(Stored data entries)
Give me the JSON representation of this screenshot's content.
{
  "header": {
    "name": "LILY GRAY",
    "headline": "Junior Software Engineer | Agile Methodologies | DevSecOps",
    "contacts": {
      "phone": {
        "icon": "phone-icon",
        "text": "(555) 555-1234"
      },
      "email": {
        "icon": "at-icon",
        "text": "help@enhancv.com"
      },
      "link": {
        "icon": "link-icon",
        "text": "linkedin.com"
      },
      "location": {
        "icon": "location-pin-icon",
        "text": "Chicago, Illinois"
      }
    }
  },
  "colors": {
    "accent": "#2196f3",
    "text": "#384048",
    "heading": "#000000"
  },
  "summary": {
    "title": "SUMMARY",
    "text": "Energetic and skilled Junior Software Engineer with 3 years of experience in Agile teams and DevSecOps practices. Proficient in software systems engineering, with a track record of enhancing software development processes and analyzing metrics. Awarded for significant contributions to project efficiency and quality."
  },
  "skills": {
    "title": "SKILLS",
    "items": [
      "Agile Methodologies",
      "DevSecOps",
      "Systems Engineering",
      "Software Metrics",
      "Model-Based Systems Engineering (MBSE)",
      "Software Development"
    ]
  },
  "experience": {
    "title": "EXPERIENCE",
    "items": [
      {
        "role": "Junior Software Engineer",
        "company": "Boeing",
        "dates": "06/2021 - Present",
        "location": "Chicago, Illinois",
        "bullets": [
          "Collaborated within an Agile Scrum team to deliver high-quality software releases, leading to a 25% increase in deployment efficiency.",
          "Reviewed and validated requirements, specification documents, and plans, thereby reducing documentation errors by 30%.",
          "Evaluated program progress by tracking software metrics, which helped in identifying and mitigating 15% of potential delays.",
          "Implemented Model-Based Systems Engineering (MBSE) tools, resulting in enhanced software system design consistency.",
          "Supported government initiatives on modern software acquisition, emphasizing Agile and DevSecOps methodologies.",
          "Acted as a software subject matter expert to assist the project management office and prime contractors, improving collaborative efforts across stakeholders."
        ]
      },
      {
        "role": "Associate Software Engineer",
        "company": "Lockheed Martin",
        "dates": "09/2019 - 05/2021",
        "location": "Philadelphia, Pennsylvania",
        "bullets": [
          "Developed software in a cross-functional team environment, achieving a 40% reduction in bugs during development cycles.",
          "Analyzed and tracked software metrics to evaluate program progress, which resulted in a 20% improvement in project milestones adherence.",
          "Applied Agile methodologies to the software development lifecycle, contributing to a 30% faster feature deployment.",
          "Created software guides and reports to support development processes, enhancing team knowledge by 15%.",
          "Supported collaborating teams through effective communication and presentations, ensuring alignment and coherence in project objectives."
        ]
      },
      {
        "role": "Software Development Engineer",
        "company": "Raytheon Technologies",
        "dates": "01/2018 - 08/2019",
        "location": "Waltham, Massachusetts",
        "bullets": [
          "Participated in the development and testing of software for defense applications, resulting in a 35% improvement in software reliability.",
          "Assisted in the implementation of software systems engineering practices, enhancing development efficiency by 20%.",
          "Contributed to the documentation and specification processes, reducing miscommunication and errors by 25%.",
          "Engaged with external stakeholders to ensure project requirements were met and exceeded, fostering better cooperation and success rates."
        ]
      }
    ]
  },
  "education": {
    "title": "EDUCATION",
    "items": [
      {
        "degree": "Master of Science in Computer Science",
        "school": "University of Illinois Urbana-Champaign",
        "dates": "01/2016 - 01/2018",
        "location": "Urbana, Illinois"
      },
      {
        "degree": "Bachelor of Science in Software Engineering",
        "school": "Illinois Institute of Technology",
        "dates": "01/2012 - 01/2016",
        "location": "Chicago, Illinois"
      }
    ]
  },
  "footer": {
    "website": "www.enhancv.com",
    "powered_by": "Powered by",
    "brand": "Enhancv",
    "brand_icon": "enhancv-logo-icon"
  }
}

▸ **Problem**
Search the records for the string "errors" and return every line in which it occurs.

▸ **Problem solution**
          "Reviewed and validated requirements, specification documents, and plans, thereby reducing documentation errors by 30%.",
          "Contributed to the documentation and specification processes, reducing miscommunication and errors by 25%.",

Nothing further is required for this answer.